▶ **Material for this exercise**

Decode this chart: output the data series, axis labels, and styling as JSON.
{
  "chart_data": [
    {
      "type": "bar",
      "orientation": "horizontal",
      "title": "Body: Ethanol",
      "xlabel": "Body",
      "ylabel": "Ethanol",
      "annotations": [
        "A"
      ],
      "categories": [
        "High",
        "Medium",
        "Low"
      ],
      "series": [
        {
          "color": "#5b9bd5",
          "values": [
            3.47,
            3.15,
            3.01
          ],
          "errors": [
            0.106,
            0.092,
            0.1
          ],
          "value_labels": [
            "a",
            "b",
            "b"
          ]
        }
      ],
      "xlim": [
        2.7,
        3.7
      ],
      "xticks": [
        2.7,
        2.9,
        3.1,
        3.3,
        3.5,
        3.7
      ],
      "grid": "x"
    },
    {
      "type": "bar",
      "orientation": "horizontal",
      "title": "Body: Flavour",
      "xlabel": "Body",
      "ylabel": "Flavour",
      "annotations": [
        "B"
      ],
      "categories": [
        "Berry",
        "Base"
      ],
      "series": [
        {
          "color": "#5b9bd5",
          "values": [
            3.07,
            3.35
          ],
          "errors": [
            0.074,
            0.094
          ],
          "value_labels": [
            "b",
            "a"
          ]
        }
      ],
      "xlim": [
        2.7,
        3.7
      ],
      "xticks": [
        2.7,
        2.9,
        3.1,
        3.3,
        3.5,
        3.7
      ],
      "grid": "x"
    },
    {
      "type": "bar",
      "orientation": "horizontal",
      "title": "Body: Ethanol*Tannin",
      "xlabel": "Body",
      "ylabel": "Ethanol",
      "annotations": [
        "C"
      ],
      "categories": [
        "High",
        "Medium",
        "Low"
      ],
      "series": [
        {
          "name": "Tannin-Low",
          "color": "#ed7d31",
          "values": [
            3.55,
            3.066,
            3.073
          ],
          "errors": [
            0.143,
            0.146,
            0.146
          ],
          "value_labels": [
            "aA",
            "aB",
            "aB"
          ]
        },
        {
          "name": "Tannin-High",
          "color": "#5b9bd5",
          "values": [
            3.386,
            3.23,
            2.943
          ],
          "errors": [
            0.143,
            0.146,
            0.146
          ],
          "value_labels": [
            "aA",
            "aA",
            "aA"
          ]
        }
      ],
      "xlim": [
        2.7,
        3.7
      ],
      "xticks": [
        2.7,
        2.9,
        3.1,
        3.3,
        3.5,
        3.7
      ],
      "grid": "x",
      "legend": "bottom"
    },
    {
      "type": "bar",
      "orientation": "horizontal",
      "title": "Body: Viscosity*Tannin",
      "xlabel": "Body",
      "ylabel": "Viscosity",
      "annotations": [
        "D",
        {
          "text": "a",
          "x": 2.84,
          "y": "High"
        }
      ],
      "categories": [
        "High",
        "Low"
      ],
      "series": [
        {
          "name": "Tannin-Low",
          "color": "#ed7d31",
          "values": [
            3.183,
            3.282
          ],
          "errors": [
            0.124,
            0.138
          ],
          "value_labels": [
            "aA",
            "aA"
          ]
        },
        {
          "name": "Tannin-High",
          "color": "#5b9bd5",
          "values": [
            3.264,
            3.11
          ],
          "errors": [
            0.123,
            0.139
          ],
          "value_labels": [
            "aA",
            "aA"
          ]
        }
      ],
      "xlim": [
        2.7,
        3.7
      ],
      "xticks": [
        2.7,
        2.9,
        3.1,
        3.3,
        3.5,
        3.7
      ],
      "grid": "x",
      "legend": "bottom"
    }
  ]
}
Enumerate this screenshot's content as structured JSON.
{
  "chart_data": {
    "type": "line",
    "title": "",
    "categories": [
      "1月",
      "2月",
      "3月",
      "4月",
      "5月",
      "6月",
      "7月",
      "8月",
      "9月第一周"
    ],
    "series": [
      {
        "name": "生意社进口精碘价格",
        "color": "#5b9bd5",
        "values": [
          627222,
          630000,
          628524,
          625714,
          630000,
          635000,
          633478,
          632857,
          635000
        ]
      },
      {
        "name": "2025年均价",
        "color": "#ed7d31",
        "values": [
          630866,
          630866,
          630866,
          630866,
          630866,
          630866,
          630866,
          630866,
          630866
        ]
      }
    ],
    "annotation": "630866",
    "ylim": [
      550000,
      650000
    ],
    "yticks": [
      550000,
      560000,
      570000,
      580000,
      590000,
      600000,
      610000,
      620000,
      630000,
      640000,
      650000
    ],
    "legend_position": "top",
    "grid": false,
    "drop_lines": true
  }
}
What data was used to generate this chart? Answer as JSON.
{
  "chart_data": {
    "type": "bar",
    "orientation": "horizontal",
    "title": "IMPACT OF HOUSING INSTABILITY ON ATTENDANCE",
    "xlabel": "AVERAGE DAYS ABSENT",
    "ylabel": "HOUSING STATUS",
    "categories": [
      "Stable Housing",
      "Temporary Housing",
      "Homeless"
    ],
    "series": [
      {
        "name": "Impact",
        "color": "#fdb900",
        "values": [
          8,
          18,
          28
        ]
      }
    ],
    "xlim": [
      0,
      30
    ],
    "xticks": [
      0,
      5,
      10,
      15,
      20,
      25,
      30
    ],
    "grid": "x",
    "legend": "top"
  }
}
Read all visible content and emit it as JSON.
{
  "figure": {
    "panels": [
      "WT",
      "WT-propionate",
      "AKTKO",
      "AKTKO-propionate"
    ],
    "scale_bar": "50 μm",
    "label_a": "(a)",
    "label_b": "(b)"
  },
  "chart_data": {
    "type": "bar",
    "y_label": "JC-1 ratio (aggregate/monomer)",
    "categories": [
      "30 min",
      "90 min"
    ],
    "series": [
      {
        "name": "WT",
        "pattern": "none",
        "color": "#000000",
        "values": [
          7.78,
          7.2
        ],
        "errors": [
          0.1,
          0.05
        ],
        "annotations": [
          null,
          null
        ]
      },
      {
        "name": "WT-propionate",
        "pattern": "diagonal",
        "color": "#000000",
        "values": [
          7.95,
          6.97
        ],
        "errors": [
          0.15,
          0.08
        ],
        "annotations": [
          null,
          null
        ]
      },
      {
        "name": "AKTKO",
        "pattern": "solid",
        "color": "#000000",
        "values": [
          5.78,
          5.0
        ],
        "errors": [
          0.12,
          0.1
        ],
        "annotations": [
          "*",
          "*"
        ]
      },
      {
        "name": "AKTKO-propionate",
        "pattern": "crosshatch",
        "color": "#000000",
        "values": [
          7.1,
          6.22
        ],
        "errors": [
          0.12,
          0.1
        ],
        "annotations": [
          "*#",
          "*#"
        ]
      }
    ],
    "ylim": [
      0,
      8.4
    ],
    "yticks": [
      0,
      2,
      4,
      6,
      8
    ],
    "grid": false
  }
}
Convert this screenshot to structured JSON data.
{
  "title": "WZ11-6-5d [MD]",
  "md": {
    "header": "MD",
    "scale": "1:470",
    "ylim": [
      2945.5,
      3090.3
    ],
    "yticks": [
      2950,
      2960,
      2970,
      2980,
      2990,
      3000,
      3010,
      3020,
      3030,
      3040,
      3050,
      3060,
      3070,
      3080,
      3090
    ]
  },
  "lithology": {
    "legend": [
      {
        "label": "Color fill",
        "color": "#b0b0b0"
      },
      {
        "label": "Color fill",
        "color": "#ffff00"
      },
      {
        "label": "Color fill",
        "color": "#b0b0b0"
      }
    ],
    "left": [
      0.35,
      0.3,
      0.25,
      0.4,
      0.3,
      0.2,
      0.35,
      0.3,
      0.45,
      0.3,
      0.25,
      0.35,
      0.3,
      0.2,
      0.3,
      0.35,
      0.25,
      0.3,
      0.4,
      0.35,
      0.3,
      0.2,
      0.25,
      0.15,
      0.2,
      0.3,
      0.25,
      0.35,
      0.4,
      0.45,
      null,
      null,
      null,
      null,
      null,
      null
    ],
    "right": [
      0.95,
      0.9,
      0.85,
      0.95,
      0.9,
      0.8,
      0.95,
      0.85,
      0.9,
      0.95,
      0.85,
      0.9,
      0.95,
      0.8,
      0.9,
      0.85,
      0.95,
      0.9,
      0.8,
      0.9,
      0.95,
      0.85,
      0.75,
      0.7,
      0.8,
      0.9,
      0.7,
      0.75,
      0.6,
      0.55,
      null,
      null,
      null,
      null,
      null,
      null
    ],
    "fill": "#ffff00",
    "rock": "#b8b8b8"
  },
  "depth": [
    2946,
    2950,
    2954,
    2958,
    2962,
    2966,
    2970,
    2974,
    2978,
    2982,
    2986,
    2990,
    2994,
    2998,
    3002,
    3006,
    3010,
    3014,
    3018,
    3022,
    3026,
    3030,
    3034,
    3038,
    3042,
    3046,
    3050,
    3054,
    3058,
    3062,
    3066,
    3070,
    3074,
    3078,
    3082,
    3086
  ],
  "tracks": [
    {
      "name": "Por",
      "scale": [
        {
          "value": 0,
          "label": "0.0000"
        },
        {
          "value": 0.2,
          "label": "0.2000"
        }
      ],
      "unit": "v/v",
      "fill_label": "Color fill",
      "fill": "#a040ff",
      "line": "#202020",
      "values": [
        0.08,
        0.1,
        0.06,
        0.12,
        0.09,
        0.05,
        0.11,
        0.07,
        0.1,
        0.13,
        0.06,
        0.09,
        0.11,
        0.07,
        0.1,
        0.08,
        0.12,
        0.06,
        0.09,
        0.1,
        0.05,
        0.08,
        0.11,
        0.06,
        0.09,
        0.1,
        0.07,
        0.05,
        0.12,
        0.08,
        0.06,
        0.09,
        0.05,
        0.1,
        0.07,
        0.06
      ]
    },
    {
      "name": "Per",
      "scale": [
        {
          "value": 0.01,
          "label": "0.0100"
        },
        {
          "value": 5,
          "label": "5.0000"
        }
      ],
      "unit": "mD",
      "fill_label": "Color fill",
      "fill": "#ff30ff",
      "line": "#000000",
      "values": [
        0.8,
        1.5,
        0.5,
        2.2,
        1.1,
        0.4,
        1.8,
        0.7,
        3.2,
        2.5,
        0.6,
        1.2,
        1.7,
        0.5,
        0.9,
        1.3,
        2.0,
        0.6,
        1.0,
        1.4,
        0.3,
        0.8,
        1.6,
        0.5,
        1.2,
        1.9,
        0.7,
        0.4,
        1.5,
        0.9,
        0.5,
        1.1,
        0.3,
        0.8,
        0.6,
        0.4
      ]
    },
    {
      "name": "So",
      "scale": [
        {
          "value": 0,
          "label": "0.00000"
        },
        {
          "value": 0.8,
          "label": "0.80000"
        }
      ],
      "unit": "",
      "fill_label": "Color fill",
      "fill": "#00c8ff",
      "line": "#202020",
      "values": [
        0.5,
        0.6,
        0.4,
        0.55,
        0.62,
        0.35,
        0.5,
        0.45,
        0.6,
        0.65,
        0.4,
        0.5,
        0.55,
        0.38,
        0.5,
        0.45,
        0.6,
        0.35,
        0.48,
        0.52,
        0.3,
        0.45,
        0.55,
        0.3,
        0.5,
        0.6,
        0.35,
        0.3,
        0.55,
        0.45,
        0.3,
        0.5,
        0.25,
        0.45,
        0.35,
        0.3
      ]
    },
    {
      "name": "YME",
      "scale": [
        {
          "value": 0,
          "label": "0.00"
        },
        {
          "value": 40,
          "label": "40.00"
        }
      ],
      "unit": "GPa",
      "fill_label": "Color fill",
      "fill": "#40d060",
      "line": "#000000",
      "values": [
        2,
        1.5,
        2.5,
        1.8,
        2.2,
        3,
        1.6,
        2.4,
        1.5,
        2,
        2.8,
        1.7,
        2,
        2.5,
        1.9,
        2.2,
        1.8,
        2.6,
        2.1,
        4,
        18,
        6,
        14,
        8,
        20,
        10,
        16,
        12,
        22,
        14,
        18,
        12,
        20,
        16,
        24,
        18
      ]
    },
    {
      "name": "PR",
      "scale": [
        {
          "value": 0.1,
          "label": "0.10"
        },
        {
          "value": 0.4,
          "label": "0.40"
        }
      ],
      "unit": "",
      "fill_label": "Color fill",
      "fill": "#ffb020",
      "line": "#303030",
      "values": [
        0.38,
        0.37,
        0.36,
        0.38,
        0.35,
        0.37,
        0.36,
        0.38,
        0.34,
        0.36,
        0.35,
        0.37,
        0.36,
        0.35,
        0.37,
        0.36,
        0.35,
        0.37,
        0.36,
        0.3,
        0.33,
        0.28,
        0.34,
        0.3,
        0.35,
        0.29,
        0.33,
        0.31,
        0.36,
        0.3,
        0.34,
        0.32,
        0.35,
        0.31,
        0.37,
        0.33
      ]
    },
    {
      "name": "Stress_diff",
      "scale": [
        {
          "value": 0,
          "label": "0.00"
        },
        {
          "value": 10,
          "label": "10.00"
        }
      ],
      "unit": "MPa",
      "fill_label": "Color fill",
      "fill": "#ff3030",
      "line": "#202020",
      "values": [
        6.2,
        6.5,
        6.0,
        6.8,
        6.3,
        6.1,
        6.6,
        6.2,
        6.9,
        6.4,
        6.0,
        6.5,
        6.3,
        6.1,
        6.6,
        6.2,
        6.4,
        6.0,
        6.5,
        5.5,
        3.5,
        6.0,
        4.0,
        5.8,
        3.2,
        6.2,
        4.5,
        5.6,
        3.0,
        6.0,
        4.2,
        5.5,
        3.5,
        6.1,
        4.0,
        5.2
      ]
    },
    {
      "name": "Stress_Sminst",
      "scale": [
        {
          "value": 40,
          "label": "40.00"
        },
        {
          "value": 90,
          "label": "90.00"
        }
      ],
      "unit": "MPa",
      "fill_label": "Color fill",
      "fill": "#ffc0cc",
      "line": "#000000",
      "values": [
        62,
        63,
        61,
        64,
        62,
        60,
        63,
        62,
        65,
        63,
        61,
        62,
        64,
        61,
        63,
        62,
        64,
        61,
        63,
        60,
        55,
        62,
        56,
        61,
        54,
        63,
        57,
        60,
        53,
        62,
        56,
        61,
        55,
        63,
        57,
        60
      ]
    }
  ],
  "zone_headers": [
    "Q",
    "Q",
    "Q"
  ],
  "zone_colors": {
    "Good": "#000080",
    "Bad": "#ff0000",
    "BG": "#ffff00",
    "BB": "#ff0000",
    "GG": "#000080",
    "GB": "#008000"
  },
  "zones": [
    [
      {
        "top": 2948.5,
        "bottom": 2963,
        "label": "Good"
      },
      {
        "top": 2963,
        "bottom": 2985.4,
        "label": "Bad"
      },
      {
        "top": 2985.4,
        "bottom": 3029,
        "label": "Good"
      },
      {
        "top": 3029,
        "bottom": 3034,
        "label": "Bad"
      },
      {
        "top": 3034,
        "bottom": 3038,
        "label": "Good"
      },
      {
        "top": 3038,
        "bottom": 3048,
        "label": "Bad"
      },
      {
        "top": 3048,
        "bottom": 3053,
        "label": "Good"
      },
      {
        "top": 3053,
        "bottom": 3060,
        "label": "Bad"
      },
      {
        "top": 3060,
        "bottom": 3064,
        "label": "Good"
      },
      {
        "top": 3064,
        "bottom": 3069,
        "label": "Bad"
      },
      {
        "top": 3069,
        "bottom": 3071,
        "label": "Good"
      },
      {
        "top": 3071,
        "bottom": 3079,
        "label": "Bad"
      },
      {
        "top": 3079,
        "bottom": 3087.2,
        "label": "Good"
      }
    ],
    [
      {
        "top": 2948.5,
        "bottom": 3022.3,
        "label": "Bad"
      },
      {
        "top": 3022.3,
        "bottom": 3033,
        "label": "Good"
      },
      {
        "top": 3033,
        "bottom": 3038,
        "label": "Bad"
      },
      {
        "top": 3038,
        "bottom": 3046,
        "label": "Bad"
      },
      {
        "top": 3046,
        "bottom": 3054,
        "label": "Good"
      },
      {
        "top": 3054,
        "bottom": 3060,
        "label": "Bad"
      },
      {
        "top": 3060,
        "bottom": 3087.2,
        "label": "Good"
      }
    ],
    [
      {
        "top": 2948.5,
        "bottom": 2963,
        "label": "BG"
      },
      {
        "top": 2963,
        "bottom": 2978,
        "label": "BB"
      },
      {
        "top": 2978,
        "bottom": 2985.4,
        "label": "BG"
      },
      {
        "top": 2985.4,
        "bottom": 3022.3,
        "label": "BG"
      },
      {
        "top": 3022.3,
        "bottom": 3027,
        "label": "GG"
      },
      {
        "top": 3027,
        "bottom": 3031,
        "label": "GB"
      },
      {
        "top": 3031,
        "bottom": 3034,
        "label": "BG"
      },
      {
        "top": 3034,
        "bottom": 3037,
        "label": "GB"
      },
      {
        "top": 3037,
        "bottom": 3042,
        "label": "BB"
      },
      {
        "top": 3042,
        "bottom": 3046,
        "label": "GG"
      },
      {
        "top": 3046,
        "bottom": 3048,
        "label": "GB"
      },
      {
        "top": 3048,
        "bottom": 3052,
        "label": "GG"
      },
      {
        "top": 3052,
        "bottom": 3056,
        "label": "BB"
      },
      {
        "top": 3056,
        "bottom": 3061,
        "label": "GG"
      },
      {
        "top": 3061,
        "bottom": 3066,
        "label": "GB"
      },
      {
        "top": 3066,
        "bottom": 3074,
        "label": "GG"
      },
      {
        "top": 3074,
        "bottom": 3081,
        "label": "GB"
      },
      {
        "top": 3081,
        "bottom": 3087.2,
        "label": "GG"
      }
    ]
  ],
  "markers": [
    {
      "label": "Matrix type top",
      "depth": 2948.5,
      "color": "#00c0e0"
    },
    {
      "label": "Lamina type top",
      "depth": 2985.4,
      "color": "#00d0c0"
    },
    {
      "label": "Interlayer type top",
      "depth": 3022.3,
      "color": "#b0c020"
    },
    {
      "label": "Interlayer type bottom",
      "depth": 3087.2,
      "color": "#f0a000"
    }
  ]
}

▶ **Exercise**
Copy all lines from the material that contain "JSON".

▶ **The output**
Decode this chart: output the data series, axis labels, and styling as JSON.
Enumerate this screenshot's content as structured JSON.
What data was used to generate this chart? Answer as JSON.
Read all visible content and emit it as JSON.
Convert this screenshot to structured JSON data.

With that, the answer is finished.